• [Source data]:
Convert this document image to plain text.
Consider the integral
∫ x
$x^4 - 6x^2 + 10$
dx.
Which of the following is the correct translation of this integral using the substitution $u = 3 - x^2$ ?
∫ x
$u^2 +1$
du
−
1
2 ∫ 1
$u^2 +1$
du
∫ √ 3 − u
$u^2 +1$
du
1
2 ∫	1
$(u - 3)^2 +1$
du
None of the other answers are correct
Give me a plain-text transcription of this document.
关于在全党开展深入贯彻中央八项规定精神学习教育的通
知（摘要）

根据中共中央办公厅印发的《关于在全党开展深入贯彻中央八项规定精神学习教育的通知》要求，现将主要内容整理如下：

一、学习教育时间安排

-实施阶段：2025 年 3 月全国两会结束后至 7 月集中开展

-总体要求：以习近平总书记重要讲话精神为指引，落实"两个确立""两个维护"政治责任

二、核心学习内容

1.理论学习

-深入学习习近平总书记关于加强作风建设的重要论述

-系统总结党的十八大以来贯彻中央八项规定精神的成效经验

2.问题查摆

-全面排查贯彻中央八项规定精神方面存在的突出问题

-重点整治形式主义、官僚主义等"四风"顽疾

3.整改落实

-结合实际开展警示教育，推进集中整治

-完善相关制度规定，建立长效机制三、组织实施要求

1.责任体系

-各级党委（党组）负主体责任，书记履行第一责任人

• [Exercise aim]:
Gather every line from the entries above where the word "text" appears, and copy them.

• [Written answer]:
Convert this document image to plain text.
Give me a plain-text transcription of this document.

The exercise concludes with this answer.